#### [Objective]
Repeat the lines below exactly as they appear, but leave out the images.

#### [Material to process]
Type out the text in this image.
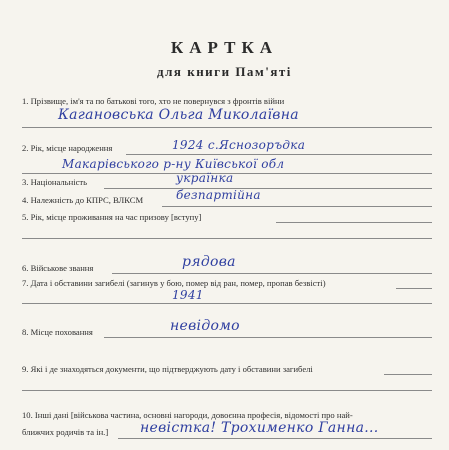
КАРТКА
для книги Пам'яті
1. Прізвище, ім'я та по батькові того, хто не повернувся з фронтів війни
Кагановська Ольга Миколаївна
2. Рік, місце народження	1924 с.Яснозоръдка
Макарівського р-ну Київської обл
3. Національність	українка
4. Належність до КПРС, ВЛКСМ	безпартійна
5. Рік, місце проживання на час призову [вступу]
6. Військове звання	рядова
7. Дата і обставини загибелі (загинув у бою, помер від ран, помер, пропав безвісті)
1941
8. Місце поховання	невідомо
9. Які і де знаходяться документи, що підтверджують дату і обставини загибелі
10. Інші дані [військова частина, основні нагороди, довоєнна професія, відомості про най-
ближчих родичів та ін.] невістка! Трохименко Ганна...
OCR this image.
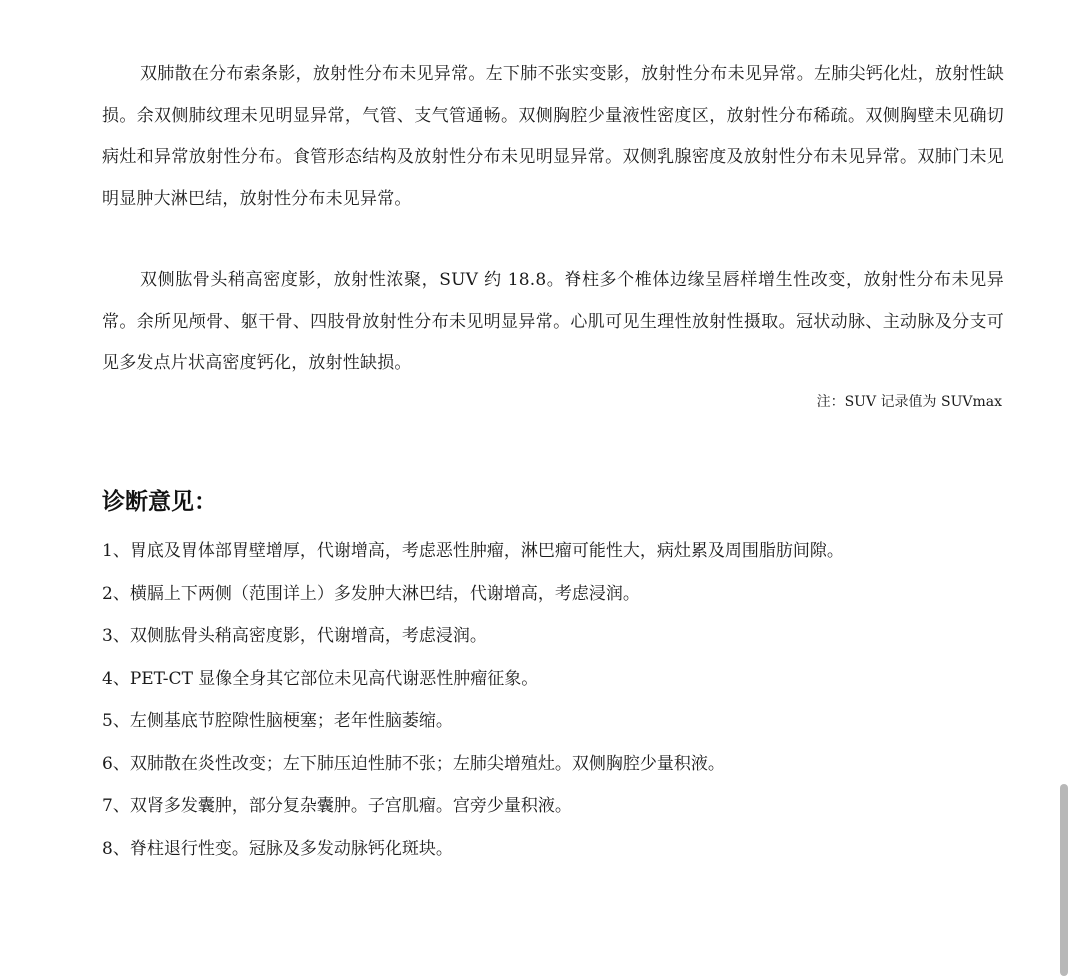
双肺散在分布索条影，放射性分布未见异常。左下肺不张实变影，放射性分布未见异常。左肺尖钙化灶，放射性缺损。余双侧肺纹理未见明显异常，气管、支气管通畅。双侧胸腔少量液性密度区，放射性分布稀疏。双侧胸壁未见确切病灶和异常放射性分布。食管形态结构及放射性分布未见明显异常。双侧乳腺密度及放射性分布未见异常。双肺门未见明显肿大淋巴结，放射性分布未见异常。

双侧肱骨头稍高密度影，放射性浓聚，SUV 约 18.8。脊柱多个椎体边缘呈唇样增生性改变，放射性分布未见异常。余所见颅骨、躯干骨、四肢骨放射性分布未见明显异常。心肌可见生理性放射性摄取。冠状动脉、主动脉及分支可见多发点片状高密度钙化，放射性缺损。

注：SUV 记录值为 SUVmax
诊断意见：
1、胃底及胃体部胃壁增厚，代谢增高，考虑恶性肿瘤，淋巴瘤可能性大，病灶累及周围脂肪间隙。
2、横膈上下两侧（范围详上）多发肿大淋巴结，代谢增高，考虑浸润。
3、双侧肱骨头稍高密度影，代谢增高，考虑浸润。
4、PET-CT 显像全身其它部位未见高代谢恶性肿瘤征象。
5、左侧基底节腔隙性脑梗塞；老年性脑萎缩。
6、双肺散在炎性改变；左下肺压迫性肺不张；左肺尖增殖灶。双侧胸腔少量积液。
7、双肾多发囊肿，部分复杂囊肿。子宫肌瘤。宫旁少量积液。
8、脊柱退行性变。冠脉及多发动脉钙化斑块。
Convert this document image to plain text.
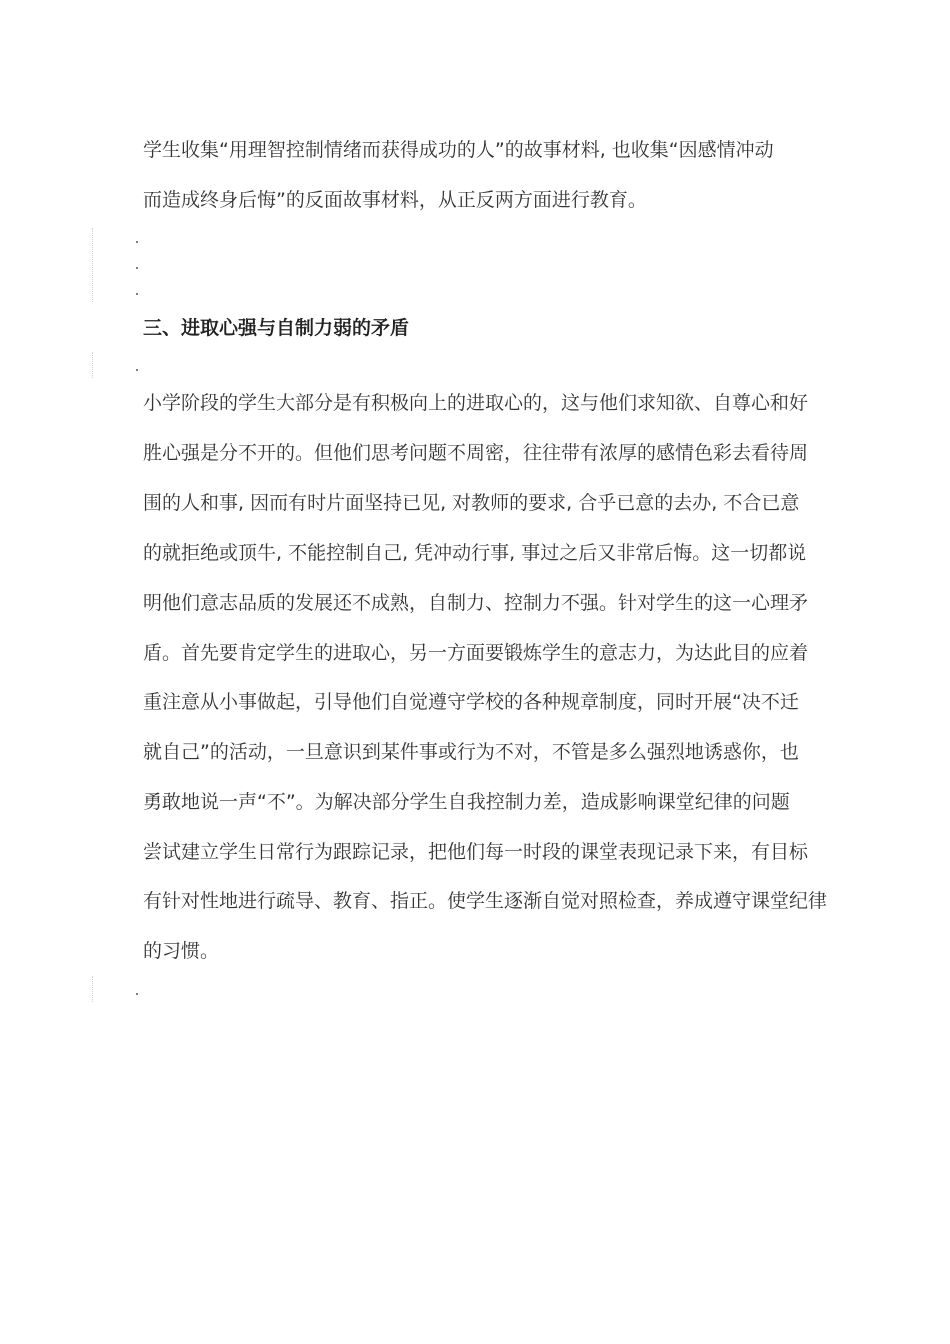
学生收集“用理智控制情绪而获得成功的人”的故事材料, 也收集“因感情冲动
而造成终身后悔”的反面故事材料，从正反两方面进行教育。
三、进取心强与自制力弱的矛盾
小学阶段的学生大部分是有积极向上的进取心的，这与他们求知欲、自尊心和好
胜心强是分不开的。但他们思考问题不周密，往往带有浓厚的感情色彩去看待周
围的人和事, 因而有时片面坚持已见, 对教师的要求, 合乎已意的去办, 不合已意
的就拒绝或顶牛, 不能控制自己, 凭冲动行事, 事过之后又非常后悔。这一切都说
明他们意志品质的发展还不成熟，自制力、控制力不强。针对学生的这一心理矛
盾。首先要肯定学生的进取心，另一方面要锻炼学生的意志力，为达此目的应着
重注意从小事做起，引导他们自觉遵守学校的各种规章制度，同时开展“决不迁
就自己”的活动，一旦意识到某件事或行为不对，不管是多么强烈地诱惑你，也
勇敢地说一声“不”。为解决部分学生自我控制力差，造成影响课堂纪律的问题
尝试建立学生日常行为跟踪记录，把他们每一时段的课堂表现记录下来，有目标
有针对性地进行疏导、教育、指正。使学生逐渐自觉对照检查，养成遵守课堂纪律
的习惯。
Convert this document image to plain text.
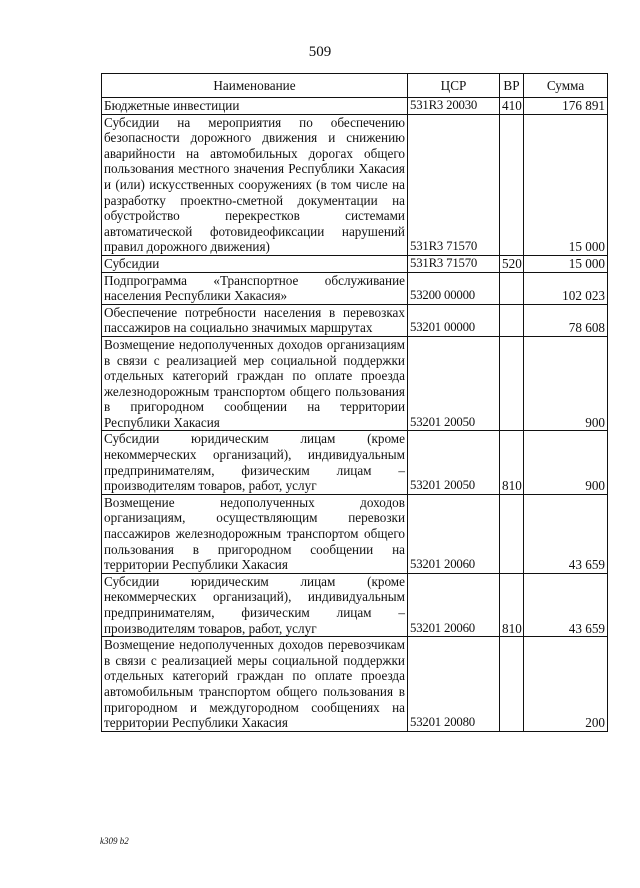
509
Наименование	ЦСР	ВР	Сумма
Бюджетные инвестиции	531R3 20030	410	176 891
Субсидии на мероприятия по обеспечению безопасности дорожного движения и снижению аварийности на автомобильных дорогах общего пользования местного значения Республики Хакасия и (или) искусственных сооружениях (в том числе на разработку проектно-сметной документации на обустройство перекрестков системами автоматической фотовидеофиксации нарушений правил дорожного движения)	531R3 71570		15 000
Субсидии	531R3 71570	520	15 000
Подпрограмма «Транспортное обслуживание населения Республики Хакасия»	53200 00000		102 023
Обеспечение потребности населения в перевозках пассажиров на социально значимых маршрутах	53201 00000		78 608
Возмещение недополученных доходов организациям в связи с реализацией мер социальной поддержки отдельных категорий граждан по оплате проезда железнодорожным транспортом общего пользования в пригородном сообщении на территории Республики Хакасия	53201 20050		900
Субсидии юридическим лицам (кроме некоммерческих организаций), индивидуальным предпринимателям, физическим лицам – производителям товаров, работ, услуг	53201 20050	810	900
Возмещение недополученных доходов организациям, осуществляющим перевозки пассажиров железнодорожным транспортом общего пользования в пригородном сообщении на территории Республики Хакасия	53201 20060		43 659
Субсидии юридическим лицам (кроме некоммерческих организаций), индивидуальным предпринимателям, физическим лицам – производителям товаров, работ, услуг	53201 20060	810	43 659
Возмещение недополученных доходов перевозчикам в связи с реализацией меры социальной поддержки отдельных категорий граждан по оплате проезда автомобильным транспортом общего пользования в пригородном и междугородном сообщениях на территории Республики Хакасия	53201 20080		200
k309 b2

#### [Written response]
Type out the text in this image.
КАРТКА
для книги Пам'яті
1. Прізвище, ім'я та по батькові того, хто не повернувся з фронтів війни
Кагановська Ольга Миколаївна
2. Рік, місце народження	1924 с.Яснозоръдка
Макарівського р-ну Київської обл
3. Національність	українка
4. Належність до КПРС, ВЛКСМ	безпартійна
5. Рік, місце проживання на час призову [вступу]
6. Військове звання	рядова
7. Дата і обставини загибелі (загинув у бою, помер від ран, помер, пропав безвісті)
1941
8. Місце поховання	невідомо
9. Які і де знаходяться документи, що підтверджують дату і обставини загибелі
10. Інші дані [військова частина, основні нагороди, довоєнна професія, відомості про най-
ближчих родичів та ін.] невістка! Трохименко Ганна...
OCR this image.
双肺散在分布索条影，放射性分布未见异常。左下肺不张实变影，放射性分布未见异常。左肺尖钙化灶，放射性缺损。余双侧肺纹理未见明显异常，气管、支气管通畅。双侧胸腔少量液性密度区，放射性分布稀疏。双侧胸壁未见确切病灶和异常放射性分布。食管形态结构及放射性分布未见明显异常。双侧乳腺密度及放射性分布未见异常。双肺门未见明显肿大淋巴结，放射性分布未见异常。

双侧肱骨头稍高密度影，放射性浓聚，SUV 约 18.8。脊柱多个椎体边缘呈唇样增生性改变，放射性分布未见异常。余所见颅骨、躯干骨、四肢骨放射性分布未见明显异常。心肌可见生理性放射性摄取。冠状动脉、主动脉及分支可见多发点片状高密度钙化，放射性缺损。

注：SUV 记录值为 SUVmax
诊断意见：
1、胃底及胃体部胃壁增厚，代谢增高，考虑恶性肿瘤，淋巴瘤可能性大，病灶累及周围脂肪间隙。
2、横膈上下两侧（范围详上）多发肿大淋巴结，代谢增高，考虑浸润。
3、双侧肱骨头稍高密度影，代谢增高，考虑浸润。
4、PET-CT 显像全身其它部位未见高代谢恶性肿瘤征象。
5、左侧基底节腔隙性脑梗塞；老年性脑萎缩。
6、双肺散在炎性改变；左下肺压迫性肺不张；左肺尖增殖灶。双侧胸腔少量积液。
7、双肾多发囊肿，部分复杂囊肿。子宫肌瘤。宫旁少量积液。
8、脊柱退行性变。冠脉及多发动脉钙化斑块。
Convert this document image to plain text.
学生收集“用理智控制情绪而获得成功的人”的故事材料, 也收集“因感情冲动
而造成终身后悔”的反面故事材料，从正反两方面进行教育。
三、进取心强与自制力弱的矛盾
小学阶段的学生大部分是有积极向上的进取心的，这与他们求知欲、自尊心和好
胜心强是分不开的。但他们思考问题不周密，往往带有浓厚的感情色彩去看待周
围的人和事, 因而有时片面坚持已见, 对教师的要求, 合乎已意的去办, 不合已意
的就拒绝或顶牛, 不能控制自己, 凭冲动行事, 事过之后又非常后悔。这一切都说
明他们意志品质的发展还不成熟，自制力、控制力不强。针对学生的这一心理矛
盾。首先要肯定学生的进取心，另一方面要锻炼学生的意志力，为达此目的应着
重注意从小事做起，引导他们自觉遵守学校的各种规章制度，同时开展“决不迁
就自己”的活动，一旦意识到某件事或行为不对，不管是多么强烈地诱惑你，也
勇敢地说一声“不”。为解决部分学生自我控制力差，造成影响课堂纪律的问题
尝试建立学生日常行为跟踪记录，把他们每一时段的课堂表现记录下来，有目标
有针对性地进行疏导、教育、指正。使学生逐渐自觉对照检查，养成遵守课堂纪律
的习惯。
Convert this document image to plain text.
509
Наименование	ЦСР	ВР	Сумма
Бюджетные инвестиции	531R3 20030	410	176 891
Субсидии на мероприятия по обеспечению безопасности дорожного движения и снижению аварийности на автомобильных дорогах общего пользования местного значения Республики Хакасия и (или) искусственных сооружениях (в том числе на разработку проектно-сметной документации на обустройство перекрестков системами автоматической фотовидеофиксации нарушений правил дорожного движения)	531R3 71570		15 000
Субсидии	531R3 71570	520	15 000
Подпрограмма «Транспортное обслуживание населения Республики Хакасия»	53200 00000		102 023
Обеспечение потребности населения в перевозках пассажиров на социально значимых маршрутах	53201 00000		78 608
Возмещение недополученных доходов организациям в связи с реализацией мер социальной поддержки отдельных категорий граждан по оплате проезда железнодорожным транспортом общего пользования в пригородном сообщении на территории Республики Хакасия	53201 20050		900
Субсидии юридическим лицам (кроме некоммерческих организаций), индивидуальным предпринимателям, физическим лицам – производителям товаров, работ, услуг	53201 20050	810	900
Возмещение недополученных доходов организациям, осуществляющим перевозки пассажиров железнодорожным транспортом общего пользования в пригородном сообщении на территории Республики Хакасия	53201 20060		43 659
Субсидии юридическим лицам (кроме некоммерческих организаций), индивидуальным предпринимателям, физическим лицам – производителям товаров, работ, услуг	53201 20060	810	43 659
Возмещение недополученных доходов перевозчикам в связи с реализацией меры социальной поддержки отдельных категорий граждан по оплате проезда автомобильным транспортом общего пользования в пригородном и междугородном сообщениях на территории Республики Хакасия	53201 20080		200
k309 b2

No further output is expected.